**Given request:**
Set down each entry exactly as given; pictures should not appear in the copy.

┌──

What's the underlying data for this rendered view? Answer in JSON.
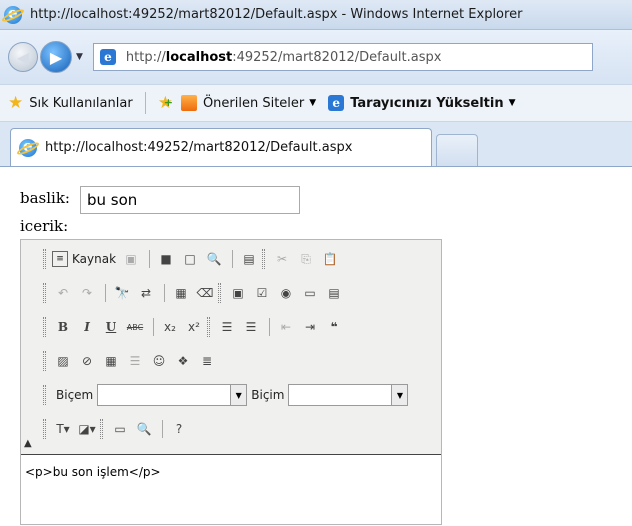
{
  "window": {
    "title": "http://localhost:49252/mart82012/Default.aspx - Windows Internet Explorer"
  },
  "nav": {
    "address_prefix": "http://",
    "address_host": "localhost",
    "address_rest": ":49252/mart82012/Default.aspx"
  },
  "favorites": {
    "label": "Sık Kullanılanlar",
    "suggested": "Önerilen Siteler",
    "upgrade": "Tarayıcınızı Yükseltin"
  },
  "tab": {
    "title": "http://localhost:49252/mart82012/Default.aspx"
  },
  "form": {
    "title_label": "baslik:",
    "title_value": "bu son",
    "content_label": "icerik:"
  },
  "editor": {
    "source_label": "Kaynak",
    "style_label": "Biçem",
    "format_label": "Biçim",
    "content": "<p>bu son işlem</p>"
  },
  "colors": {
    "accent": "#1a6fd1",
    "star": "#f2b51c",
    "toolbar_bg": "#f0f0ee"
  }
}
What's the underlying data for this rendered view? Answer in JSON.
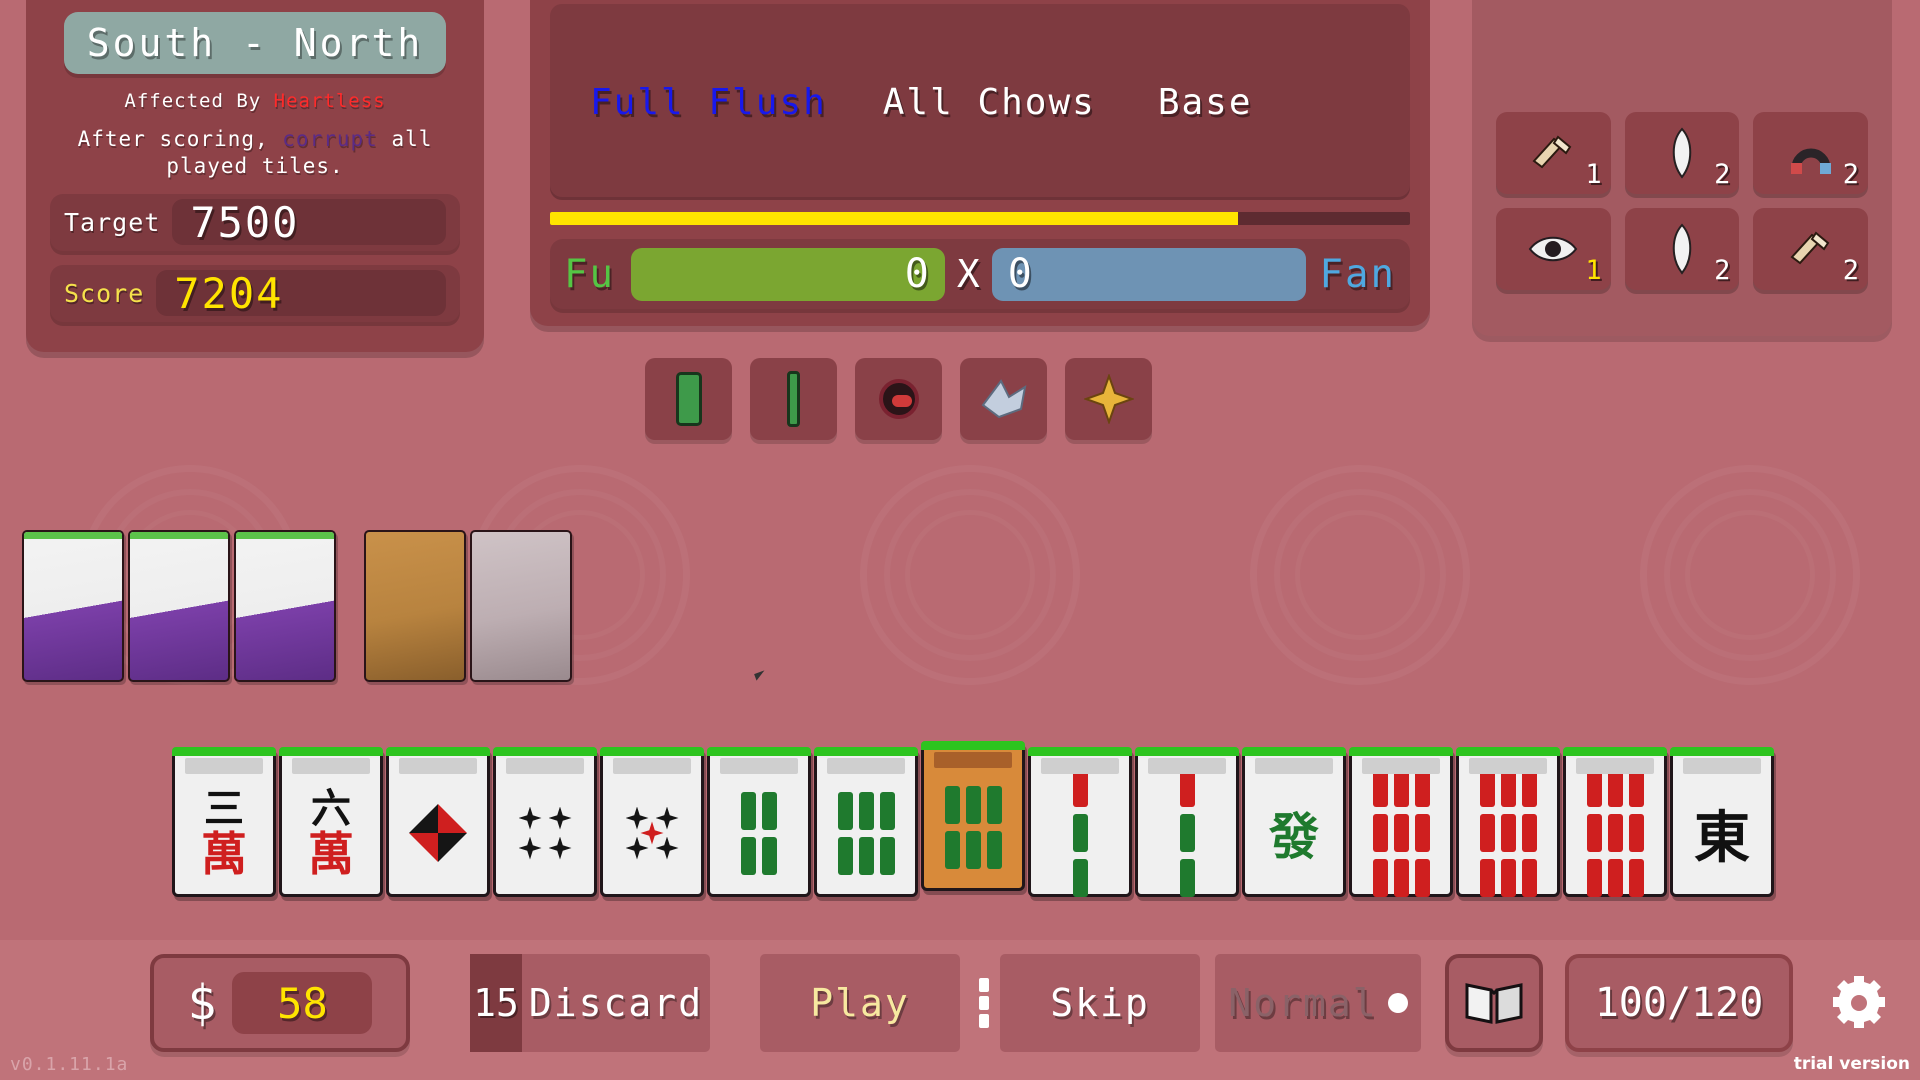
{
  "round": {
    "title": "South - North",
    "affected_prefix": "Affected By ",
    "affected_name": "Heartless",
    "effect_pre": "After scoring, ",
    "effect_kw": "corrupt",
    "effect_post": " all played tiles.",
    "target_label": "Target",
    "target_value": "7500",
    "score_label": "Score",
    "score_value": "7204"
  },
  "scoring": {
    "yaku": [
      {
        "label": "Full Flush",
        "color": "blue"
      },
      {
        "label": "All Chows",
        "color": "white"
      },
      {
        "label": "Base",
        "color": "white"
      }
    ],
    "progress_percent": 80,
    "fu_label": "Fu",
    "fu_value": "0",
    "multiply_symbol": "X",
    "fan_value": "0",
    "fan_label": "Fan"
  },
  "played_tiles": [
    {
      "name": "bamboo-tile"
    },
    {
      "name": "bamboo-stick-tile"
    },
    {
      "name": "red-dragon-tile"
    },
    {
      "name": "bird-tile"
    },
    {
      "name": "gold-star-tile"
    }
  ],
  "items": [
    {
      "name": "scroll-brush-item",
      "count": "1",
      "count_color": "white"
    },
    {
      "name": "feather-item",
      "count": "2",
      "count_color": "white"
    },
    {
      "name": "magnet-item",
      "count": "2",
      "count_color": "white"
    },
    {
      "name": "eye-item",
      "count": "1",
      "count_color": "gold"
    },
    {
      "name": "feather-item",
      "count": "2",
      "count_color": "white"
    },
    {
      "name": "scroll-brush-item",
      "count": "2",
      "count_color": "white"
    }
  ],
  "discarded": [
    {
      "name": "corrupt-tile",
      "style": "purple"
    },
    {
      "name": "corrupt-tile",
      "style": "purple"
    },
    {
      "name": "corrupt-tile",
      "style": "purple"
    },
    {
      "name": "gold-tile",
      "style": "gold"
    },
    {
      "name": "grey-tile",
      "style": "grey"
    }
  ],
  "hand": [
    {
      "name": "3-characters-tile",
      "type": "character",
      "num": "三",
      "suit": "萬",
      "selected": false
    },
    {
      "name": "6-characters-tile",
      "type": "character",
      "num": "六",
      "suit": "萬",
      "selected": false
    },
    {
      "name": "red-dragon-pinwheel-tile",
      "type": "pinwheel",
      "selected": false
    },
    {
      "name": "4-dots-tile",
      "type": "dots",
      "count": 4,
      "red": 0,
      "selected": false
    },
    {
      "name": "5-dots-tile",
      "type": "dots",
      "count": 5,
      "red": 1,
      "selected": false
    },
    {
      "name": "4-bamboo-tile",
      "type": "bamboo",
      "count": 4,
      "red": 0,
      "selected": false
    },
    {
      "name": "6-bamboo-tile",
      "type": "bamboo",
      "count": 6,
      "red": 0,
      "selected": false
    },
    {
      "name": "6-bamboo-tile-selected",
      "type": "bamboo",
      "count": 6,
      "red": 0,
      "selected": true
    },
    {
      "name": "1-bamboo-red-tile",
      "type": "bamboo",
      "count": 1,
      "red": 1,
      "selected": false
    },
    {
      "name": "1-bamboo-red-tile",
      "type": "bamboo",
      "count": 1,
      "red": 1,
      "selected": false
    },
    {
      "name": "green-dragon-tile",
      "type": "dragon",
      "ch": "發",
      "selected": false
    },
    {
      "name": "9-bamboo-tile",
      "type": "bamboo",
      "count": 9,
      "red": 9,
      "selected": false
    },
    {
      "name": "9-bamboo-tile",
      "type": "bamboo",
      "count": 9,
      "red": 9,
      "selected": false
    },
    {
      "name": "9-bamboo-tile",
      "type": "bamboo",
      "count": 9,
      "red": 9,
      "selected": false
    },
    {
      "name": "east-wind-tile",
      "type": "wind",
      "ch": "東",
      "selected": false
    }
  ],
  "toolbar": {
    "money_symbol": "$",
    "money_value": "58",
    "discard_count": "15",
    "discard_label": "Discard",
    "play_label": "Play",
    "skip_label": "Skip",
    "mode_label": "Normal",
    "book_icon": "book-icon",
    "deck_value": "100/120",
    "gear_icon": "gear-icon"
  },
  "footer": {
    "version": "v0.1.11.1a",
    "trial": "trial version"
  },
  "colors": {
    "background": "#c0737a",
    "panel": "#8e4248",
    "banner": "#8fa8a3",
    "accent_yellow": "#ffe400",
    "fu_green": "#7ba631",
    "fan_blue": "#6e93b4",
    "yaku_blue": "#1818ec",
    "bad_red": "#ff2a2a",
    "corrupt_purple": "#5b2b86"
  }
}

└──

**Expected answer:**
What's the underlying data for this rendered view? Answer in JSON.
{
  "window": {
    "title": "http://localhost:49252/mart82012/Default.aspx - Windows Internet Explorer"
  },
  "nav": {
    "address_prefix": "http://",
    "address_host": "localhost",
    "address_rest": ":49252/mart82012/Default.aspx"
  },
  "favorites": {
    "label": "Sık Kullanılanlar",
    "suggested": "Önerilen Siteler",
    "upgrade": "Tarayıcınızı Yükseltin"
  },
  "tab": {
    "title": "http://localhost:49252/mart82012/Default.aspx"
  },
  "form": {
    "title_label": "baslik:",
    "title_value": "bu son",
    "content_label": "icerik:"
  },
  "editor": {
    "source_label": "Kaynak",
    "style_label": "Biçem",
    "format_label": "Biçim",
    "content": "<p>bu son işlem</p>"
  },
  "colors": {
    "accent": "#1a6fd1",
    "star": "#f2b51c",
    "toolbar_bg": "#f0f0ee"
  }
}
What's the underlying data for this rendered view? Answer in JSON.
{
  "round": {
    "title": "South - North",
    "affected_prefix": "Affected By ",
    "affected_name": "Heartless",
    "effect_pre": "After scoring, ",
    "effect_kw": "corrupt",
    "effect_post": " all played tiles.",
    "target_label": "Target",
    "target_value": "7500",
    "score_label": "Score",
    "score_value": "7204"
  },
  "scoring": {
    "yaku": [
      {
        "label": "Full Flush",
        "color": "blue"
      },
      {
        "label": "All Chows",
        "color": "white"
      },
      {
        "label": "Base",
        "color": "white"
      }
    ],
    "progress_percent": 80,
    "fu_label": "Fu",
    "fu_value": "0",
    "multiply_symbol": "X",
    "fan_value": "0",
    "fan_label": "Fan"
  },
  "played_tiles": [
    {
      "name": "bamboo-tile"
    },
    {
      "name": "bamboo-stick-tile"
    },
    {
      "name": "red-dragon-tile"
    },
    {
      "name": "bird-tile"
    },
    {
      "name": "gold-star-tile"
    }
  ],
  "items": [
    {
      "name": "scroll-brush-item",
      "count": "1",
      "count_color": "white"
    },
    {
      "name": "feather-item",
      "count": "2",
      "count_color": "white"
    },
    {
      "name": "magnet-item",
      "count": "2",
      "count_color": "white"
    },
    {
      "name": "eye-item",
      "count": "1",
      "count_color": "gold"
    },
    {
      "name": "feather-item",
      "count": "2",
      "count_color": "white"
    },
    {
      "name": "scroll-brush-item",
      "count": "2",
      "count_color": "white"
    }
  ],
  "discarded": [
    {
      "name": "corrupt-tile",
      "style": "purple"
    },
    {
      "name": "corrupt-tile",
      "style": "purple"
    },
    {
      "name": "corrupt-tile",
      "style": "purple"
    },
    {
      "name": "gold-tile",
      "style": "gold"
    },
    {
      "name": "grey-tile",
      "style": "grey"
    }
  ],
  "hand": [
    {
      "name": "3-characters-tile",
      "type": "character",
      "num": "三",
      "suit": "萬",
      "selected": false
    },
    {
      "name": "6-characters-tile",
      "type": "character",
      "num": "六",
      "suit": "萬",
      "selected": false
    },
    {
      "name": "red-dragon-pinwheel-tile",
      "type": "pinwheel",
      "selected": false
    },
    {
      "name": "4-dots-tile",
      "type": "dots",
      "count": 4,
      "red": 0,
      "selected": false
    },
    {
      "name": "5-dots-tile",
      "type": "dots",
      "count": 5,
      "red": 1,
      "selected": false
    },
    {
      "name": "4-bamboo-tile",
      "type": "bamboo",
      "count": 4,
      "red": 0,
      "selected": false
    },
    {
      "name": "6-bamboo-tile",
      "type": "bamboo",
      "count": 6,
      "red": 0,
      "selected": false
    },
    {
      "name": "6-bamboo-tile-selected",
      "type": "bamboo",
      "count": 6,
      "red": 0,
      "selected": true
    },
    {
      "name": "1-bamboo-red-tile",
      "type": "bamboo",
      "count": 1,
      "red": 1,
      "selected": false
    },
    {
      "name": "1-bamboo-red-tile",
      "type": "bamboo",
      "count": 1,
      "red": 1,
      "selected": false
    },
    {
      "name": "green-dragon-tile",
      "type": "dragon",
      "ch": "發",
      "selected": false
    },
    {
      "name": "9-bamboo-tile",
      "type": "bamboo",
      "count": 9,
      "red": 9,
      "selected": false
    },
    {
      "name": "9-bamboo-tile",
      "type": "bamboo",
      "count": 9,
      "red": 9,
      "selected": false
    },
    {
      "name": "9-bamboo-tile",
      "type": "bamboo",
      "count": 9,
      "red": 9,
      "selected": false
    },
    {
      "name": "east-wind-tile",
      "type": "wind",
      "ch": "東",
      "selected": false
    }
  ],
  "toolbar": {
    "money_symbol": "$",
    "money_value": "58",
    "discard_count": "15",
    "discard_label": "Discard",
    "play_label": "Play",
    "skip_label": "Skip",
    "mode_label": "Normal",
    "book_icon": "book-icon",
    "deck_value": "100/120",
    "gear_icon": "gear-icon"
  },
  "footer": {
    "version": "v0.1.11.1a",
    "trial": "trial version"
  },
  "colors": {
    "background": "#c0737a",
    "panel": "#8e4248",
    "banner": "#8fa8a3",
    "accent_yellow": "#ffe400",
    "fu_green": "#7ba631",
    "fan_blue": "#6e93b4",
    "yaku_blue": "#1818ec",
    "bad_red": "#ff2a2a",
    "corrupt_purple": "#5b2b86"
  }
}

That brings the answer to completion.